Entries
§ §

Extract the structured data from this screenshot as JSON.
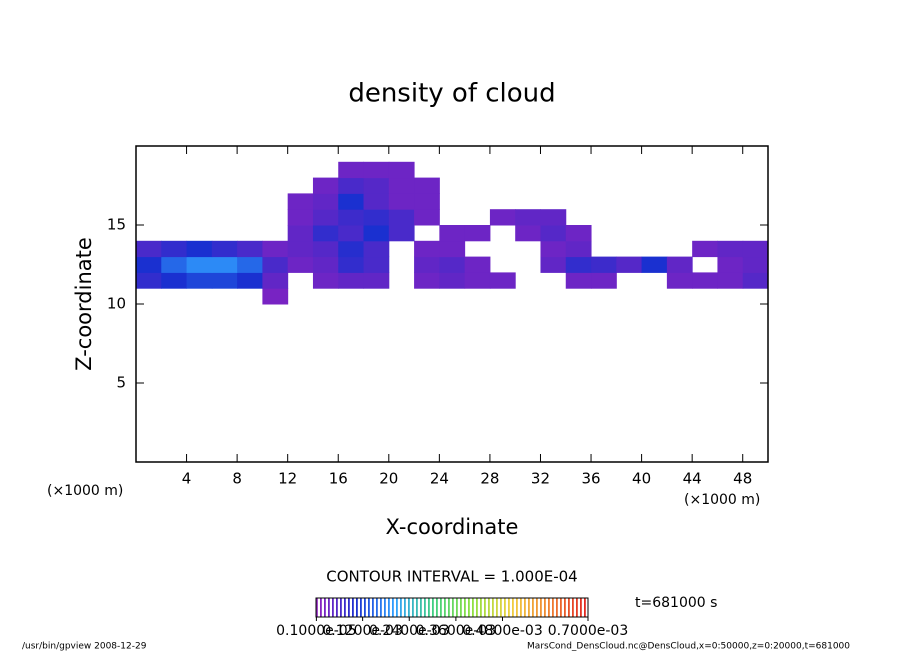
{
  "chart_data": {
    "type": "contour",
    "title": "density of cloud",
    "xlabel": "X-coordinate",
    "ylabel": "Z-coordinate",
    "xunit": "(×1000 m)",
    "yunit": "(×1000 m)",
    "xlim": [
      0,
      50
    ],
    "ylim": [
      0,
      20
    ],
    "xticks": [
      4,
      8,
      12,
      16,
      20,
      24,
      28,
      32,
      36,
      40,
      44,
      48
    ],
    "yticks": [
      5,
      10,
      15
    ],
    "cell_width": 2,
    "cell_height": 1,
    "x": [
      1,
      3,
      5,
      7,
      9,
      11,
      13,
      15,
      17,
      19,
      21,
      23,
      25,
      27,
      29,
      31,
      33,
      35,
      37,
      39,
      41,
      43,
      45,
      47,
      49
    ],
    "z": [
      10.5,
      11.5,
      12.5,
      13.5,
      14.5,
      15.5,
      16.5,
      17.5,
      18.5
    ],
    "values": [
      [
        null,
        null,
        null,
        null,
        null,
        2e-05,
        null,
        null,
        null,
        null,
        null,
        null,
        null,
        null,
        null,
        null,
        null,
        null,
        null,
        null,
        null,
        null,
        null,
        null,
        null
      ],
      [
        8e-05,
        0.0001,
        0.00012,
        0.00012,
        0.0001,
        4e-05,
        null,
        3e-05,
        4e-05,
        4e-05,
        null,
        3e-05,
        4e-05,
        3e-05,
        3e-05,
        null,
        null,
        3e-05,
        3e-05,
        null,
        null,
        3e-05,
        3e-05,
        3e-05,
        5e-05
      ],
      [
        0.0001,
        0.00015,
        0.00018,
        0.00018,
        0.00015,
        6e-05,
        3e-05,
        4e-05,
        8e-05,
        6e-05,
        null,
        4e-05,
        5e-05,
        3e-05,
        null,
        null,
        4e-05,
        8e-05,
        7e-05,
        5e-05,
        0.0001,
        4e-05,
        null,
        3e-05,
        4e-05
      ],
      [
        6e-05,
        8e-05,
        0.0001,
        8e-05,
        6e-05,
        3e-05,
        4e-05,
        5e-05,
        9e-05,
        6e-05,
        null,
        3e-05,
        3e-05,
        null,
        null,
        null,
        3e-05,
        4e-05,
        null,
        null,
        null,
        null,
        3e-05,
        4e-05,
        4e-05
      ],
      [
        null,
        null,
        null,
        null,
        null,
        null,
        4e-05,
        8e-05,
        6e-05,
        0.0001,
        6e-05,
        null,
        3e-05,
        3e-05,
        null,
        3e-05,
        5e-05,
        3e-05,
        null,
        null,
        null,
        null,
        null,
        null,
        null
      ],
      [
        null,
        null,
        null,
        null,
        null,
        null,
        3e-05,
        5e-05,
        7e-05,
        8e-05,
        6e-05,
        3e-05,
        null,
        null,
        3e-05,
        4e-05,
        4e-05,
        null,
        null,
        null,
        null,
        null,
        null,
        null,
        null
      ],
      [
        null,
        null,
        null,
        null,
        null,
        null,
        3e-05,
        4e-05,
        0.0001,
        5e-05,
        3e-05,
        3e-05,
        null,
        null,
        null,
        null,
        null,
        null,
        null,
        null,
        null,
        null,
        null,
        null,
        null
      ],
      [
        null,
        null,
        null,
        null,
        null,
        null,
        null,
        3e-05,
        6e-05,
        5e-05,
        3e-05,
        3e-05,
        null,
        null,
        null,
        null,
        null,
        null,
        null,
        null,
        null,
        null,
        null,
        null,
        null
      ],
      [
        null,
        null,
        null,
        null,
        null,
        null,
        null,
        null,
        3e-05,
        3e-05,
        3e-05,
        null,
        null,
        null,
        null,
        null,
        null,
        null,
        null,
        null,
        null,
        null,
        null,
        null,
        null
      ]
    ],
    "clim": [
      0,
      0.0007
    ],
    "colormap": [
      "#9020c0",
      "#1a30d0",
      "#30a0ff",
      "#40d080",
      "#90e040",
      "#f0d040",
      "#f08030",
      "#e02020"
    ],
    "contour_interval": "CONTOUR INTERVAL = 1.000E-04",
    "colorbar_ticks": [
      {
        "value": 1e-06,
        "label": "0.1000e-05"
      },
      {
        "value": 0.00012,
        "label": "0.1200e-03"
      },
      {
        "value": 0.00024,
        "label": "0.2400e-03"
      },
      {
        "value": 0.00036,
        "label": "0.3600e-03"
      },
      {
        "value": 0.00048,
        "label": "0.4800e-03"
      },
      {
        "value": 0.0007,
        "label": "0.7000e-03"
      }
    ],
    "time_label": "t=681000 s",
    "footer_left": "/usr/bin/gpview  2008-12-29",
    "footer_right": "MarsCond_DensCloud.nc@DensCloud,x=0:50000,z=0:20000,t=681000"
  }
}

§ §

Leave out the pictures and output every record above precisely as given.

Extract the structured data from this screenshot as JSON.
{
  "chart_data": {
    "type": "contour",
    "title": "density of cloud",
    "xlabel": "X-coordinate",
    "ylabel": "Z-coordinate",
    "xunit": "(×1000 m)",
    "yunit": "(×1000 m)",
    "xlim": [
      0,
      50
    ],
    "ylim": [
      0,
      20
    ],
    "xticks": [
      4,
      8,
      12,
      16,
      20,
      24,
      28,
      32,
      36,
      40,
      44,
      48
    ],
    "yticks": [
      5,
      10,
      15
    ],
    "cell_width": 2,
    "cell_height": 1,
    "x": [
      1,
      3,
      5,
      7,
      9,
      11,
      13,
      15,
      17,
      19,
      21,
      23,
      25,
      27,
      29,
      31,
      33,
      35,
      37,
      39,
      41,
      43,
      45,
      47,
      49
    ],
    "z": [
      10.5,
      11.5,
      12.5,
      13.5,
      14.5,
      15.5,
      16.5,
      17.5,
      18.5
    ],
    "values": [
      [
        null,
        null,
        null,
        null,
        null,
        2e-05,
        null,
        null,
        null,
        null,
        null,
        null,
        null,
        null,
        null,
        null,
        null,
        null,
        null,
        null,
        null,
        null,
        null,
        null,
        null
      ],
      [
        8e-05,
        0.0001,
        0.00012,
        0.00012,
        0.0001,
        4e-05,
        null,
        3e-05,
        4e-05,
        4e-05,
        null,
        3e-05,
        4e-05,
        3e-05,
        3e-05,
        null,
        null,
        3e-05,
        3e-05,
        null,
        null,
        3e-05,
        3e-05,
        3e-05,
        5e-05
      ],
      [
        0.0001,
        0.00015,
        0.00018,
        0.00018,
        0.00015,
        6e-05,
        3e-05,
        4e-05,
        8e-05,
        6e-05,
        null,
        4e-05,
        5e-05,
        3e-05,
        null,
        null,
        4e-05,
        8e-05,
        7e-05,
        5e-05,
        0.0001,
        4e-05,
        null,
        3e-05,
        4e-05
      ],
      [
        6e-05,
        8e-05,
        0.0001,
        8e-05,
        6e-05,
        3e-05,
        4e-05,
        5e-05,
        9e-05,
        6e-05,
        null,
        3e-05,
        3e-05,
        null,
        null,
        null,
        3e-05,
        4e-05,
        null,
        null,
        null,
        null,
        3e-05,
        4e-05,
        4e-05
      ],
      [
        null,
        null,
        null,
        null,
        null,
        null,
        4e-05,
        8e-05,
        6e-05,
        0.0001,
        6e-05,
        null,
        3e-05,
        3e-05,
        null,
        3e-05,
        5e-05,
        3e-05,
        null,
        null,
        null,
        null,
        null,
        null,
        null
      ],
      [
        null,
        null,
        null,
        null,
        null,
        null,
        3e-05,
        5e-05,
        7e-05,
        8e-05,
        6e-05,
        3e-05,
        null,
        null,
        3e-05,
        4e-05,
        4e-05,
        null,
        null,
        null,
        null,
        null,
        null,
        null,
        null
      ],
      [
        null,
        null,
        null,
        null,
        null,
        null,
        3e-05,
        4e-05,
        0.0001,
        5e-05,
        3e-05,
        3e-05,
        null,
        null,
        null,
        null,
        null,
        null,
        null,
        null,
        null,
        null,
        null,
        null,
        null
      ],
      [
        null,
        null,
        null,
        null,
        null,
        null,
        null,
        3e-05,
        6e-05,
        5e-05,
        3e-05,
        3e-05,
        null,
        null,
        null,
        null,
        null,
        null,
        null,
        null,
        null,
        null,
        null,
        null,
        null
      ],
      [
        null,
        null,
        null,
        null,
        null,
        null,
        null,
        null,
        3e-05,
        3e-05,
        3e-05,
        null,
        null,
        null,
        null,
        null,
        null,
        null,
        null,
        null,
        null,
        null,
        null,
        null,
        null
      ]
    ],
    "clim": [
      0,
      0.0007
    ],
    "colormap": [
      "#9020c0",
      "#1a30d0",
      "#30a0ff",
      "#40d080",
      "#90e040",
      "#f0d040",
      "#f08030",
      "#e02020"
    ],
    "contour_interval": "CONTOUR INTERVAL = 1.000E-04",
    "colorbar_ticks": [
      {
        "value": 1e-06,
        "label": "0.1000e-05"
      },
      {
        "value": 0.00012,
        "label": "0.1200e-03"
      },
      {
        "value": 0.00024,
        "label": "0.2400e-03"
      },
      {
        "value": 0.00036,
        "label": "0.3600e-03"
      },
      {
        "value": 0.00048,
        "label": "0.4800e-03"
      },
      {
        "value": 0.0007,
        "label": "0.7000e-03"
      }
    ],
    "time_label": "t=681000 s",
    "footer_left": "/usr/bin/gpview  2008-12-29",
    "footer_right": "MarsCond_DensCloud.nc@DensCloud,x=0:50000,z=0:20000,t=681000"
  }
}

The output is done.